The 2015 Chevrolet Colorado. See the complete gallery below.

Not everyone who works in landscaping needs a one-ton dually, or even a 1/2-ton pickup. Many just need an efficient, reliable pickup as a mode of transportation that can be used once in a while to tow a trailer with enough payload to handle lighter duty work and recreational tasks. And there are also those who like to park their truck in the garage instead of out in the elements. The two-car garages in many of today’s traditional homes don’t accommodate a full-size pickup, while a midsize parks just fine.

It’s those types of needs where Chevrolets’ new Colorado Crew Cab 4×4 is a nice fit.

With quite a bit of buzz, GM has re-entered the midsize pickup market with the all-new 2015 Colorado (and GMC near-twin, Canyon). The redesigned trucks, especially the Colorado, are legitimate commercial and critical successes, while as Motor Trend‘s Truck of the Year.

Plenty of ponies for hard work

The V6 Z71 4×4 model I tested for a week has 305 horsepower and a towing capacity of 7,000 pounds, which means it can handle many lighter towing tasks with ease, all the while being more fuel-efficient and costing thousands less than a similarly equipped Silverado.

Need to bring along a yard of mulch? No problem. The 4×4 Crew Cab shortbed can handle up to 1,440 pounds of payload, which is about 1 1/2 yards of mulch. During testing, I had a Landoll LT1220 tandem-axle tilt-deck trailer in tow carrying a Honda Pioneer side-by-side and a box-scraper en-route to a friend’s landscape job. The trailered weight is close to 5,000 pounds, but that doesn’t pose any issues with the truck’s handling or braking: The Colorado is very stable towing such a load.

I also used the Colorado to tow a 20-foot Hewescraft to the lake for a day out on the water with family and friends. Again, GM’s new midsize is right at home towing the 3,800-pound boat/trailer combo. Such handling is testament to the midsize Colorado’s suspension and body-on-frame design that’s similar to its big brother, the Silverado.

The Colorado is more than competitive with its Toyota and Nissan rivals, too.

The Colorado Crew Cab 4×4 short box has a 900-pound towing advantage over a comparable Nissan Frontier, and a 500-pound advantage over the four-wheel-drive Toyota Tacoma Double Cab — and about a 200-pound advantage over both in load carrying capacity.

- - - -

• Task list
[a] Translate this sentence from the Colorado review into Spanish: "The Colorado is more than competitive with its Toyota and Nissan rivals, too."
[b] Return, verbatim, the passage of the Colorado review that runs from "With quite a" down to "of the Year.".
The listing placed after this review comes from a separate source.

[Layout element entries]
- - - -

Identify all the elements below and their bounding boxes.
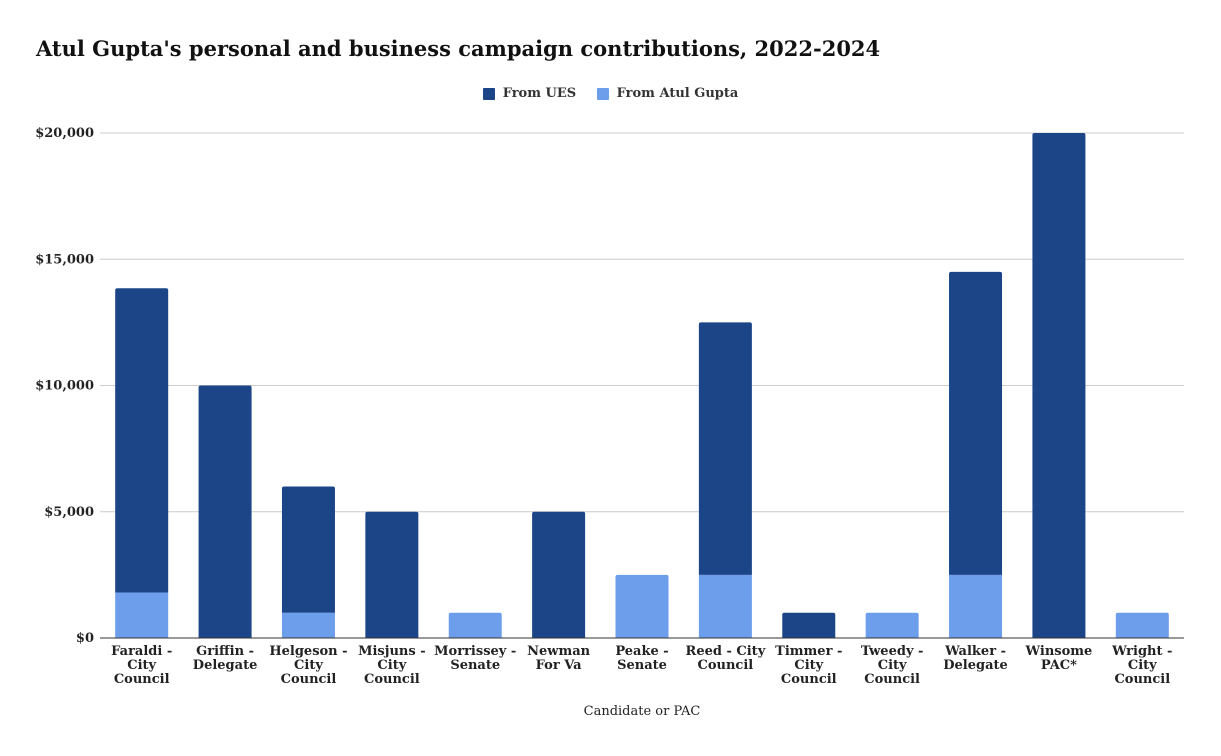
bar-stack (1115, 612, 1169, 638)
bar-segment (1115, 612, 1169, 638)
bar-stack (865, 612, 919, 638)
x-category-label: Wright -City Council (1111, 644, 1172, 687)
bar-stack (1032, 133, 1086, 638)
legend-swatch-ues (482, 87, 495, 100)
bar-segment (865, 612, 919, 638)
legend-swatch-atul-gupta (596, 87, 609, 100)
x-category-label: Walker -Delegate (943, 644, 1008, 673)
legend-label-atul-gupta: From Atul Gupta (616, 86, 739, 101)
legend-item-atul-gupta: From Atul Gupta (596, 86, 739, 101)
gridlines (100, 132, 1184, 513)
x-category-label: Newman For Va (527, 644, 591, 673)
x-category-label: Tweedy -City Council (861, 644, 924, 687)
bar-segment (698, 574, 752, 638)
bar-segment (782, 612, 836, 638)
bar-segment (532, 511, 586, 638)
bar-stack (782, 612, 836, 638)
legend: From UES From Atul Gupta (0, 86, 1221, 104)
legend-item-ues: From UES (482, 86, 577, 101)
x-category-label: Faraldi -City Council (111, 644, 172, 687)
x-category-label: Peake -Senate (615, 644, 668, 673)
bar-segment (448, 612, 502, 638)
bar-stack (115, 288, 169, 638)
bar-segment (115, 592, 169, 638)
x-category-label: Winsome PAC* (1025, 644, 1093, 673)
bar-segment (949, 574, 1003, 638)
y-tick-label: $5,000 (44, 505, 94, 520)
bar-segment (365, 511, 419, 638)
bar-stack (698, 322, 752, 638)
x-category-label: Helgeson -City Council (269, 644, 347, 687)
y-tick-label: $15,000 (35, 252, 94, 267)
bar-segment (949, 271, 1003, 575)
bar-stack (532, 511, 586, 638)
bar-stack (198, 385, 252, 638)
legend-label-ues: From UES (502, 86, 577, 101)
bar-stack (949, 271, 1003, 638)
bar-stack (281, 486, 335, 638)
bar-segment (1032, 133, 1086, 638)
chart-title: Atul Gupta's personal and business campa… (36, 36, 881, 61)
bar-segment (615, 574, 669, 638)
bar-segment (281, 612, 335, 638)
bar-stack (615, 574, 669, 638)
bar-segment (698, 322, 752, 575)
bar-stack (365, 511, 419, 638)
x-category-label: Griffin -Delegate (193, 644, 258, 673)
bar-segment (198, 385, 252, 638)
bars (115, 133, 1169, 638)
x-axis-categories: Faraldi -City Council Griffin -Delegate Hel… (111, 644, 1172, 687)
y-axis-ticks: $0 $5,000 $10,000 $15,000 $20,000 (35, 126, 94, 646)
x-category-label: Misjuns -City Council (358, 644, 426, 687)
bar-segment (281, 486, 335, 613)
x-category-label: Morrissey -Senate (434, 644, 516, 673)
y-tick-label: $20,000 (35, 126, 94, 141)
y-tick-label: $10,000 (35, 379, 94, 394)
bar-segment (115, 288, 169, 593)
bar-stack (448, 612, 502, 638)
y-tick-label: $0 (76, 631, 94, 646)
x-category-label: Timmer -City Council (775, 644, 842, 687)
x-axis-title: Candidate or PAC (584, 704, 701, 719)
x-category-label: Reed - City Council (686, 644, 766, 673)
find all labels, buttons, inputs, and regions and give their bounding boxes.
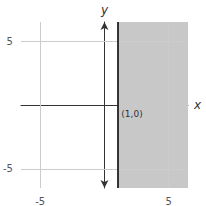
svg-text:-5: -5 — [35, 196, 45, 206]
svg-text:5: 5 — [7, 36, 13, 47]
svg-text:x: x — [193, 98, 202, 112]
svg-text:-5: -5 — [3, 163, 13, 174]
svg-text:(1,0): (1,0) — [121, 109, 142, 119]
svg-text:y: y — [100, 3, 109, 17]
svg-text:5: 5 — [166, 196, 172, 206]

- - - -

• Responses per task
[a] El Colorado también es más que competitivo frente a sus rivales de Toyota y Nissan.

[b]
With quite a bit of buzz, GM has re-entered the midsize pickup market with the all-new 2015 Colorado (and GMC near-twin, Canyon). The redesigned trucks, especially the Colorado, are legitimate commercial and critical successes, while as Motor Trend‘s Truck of the Year.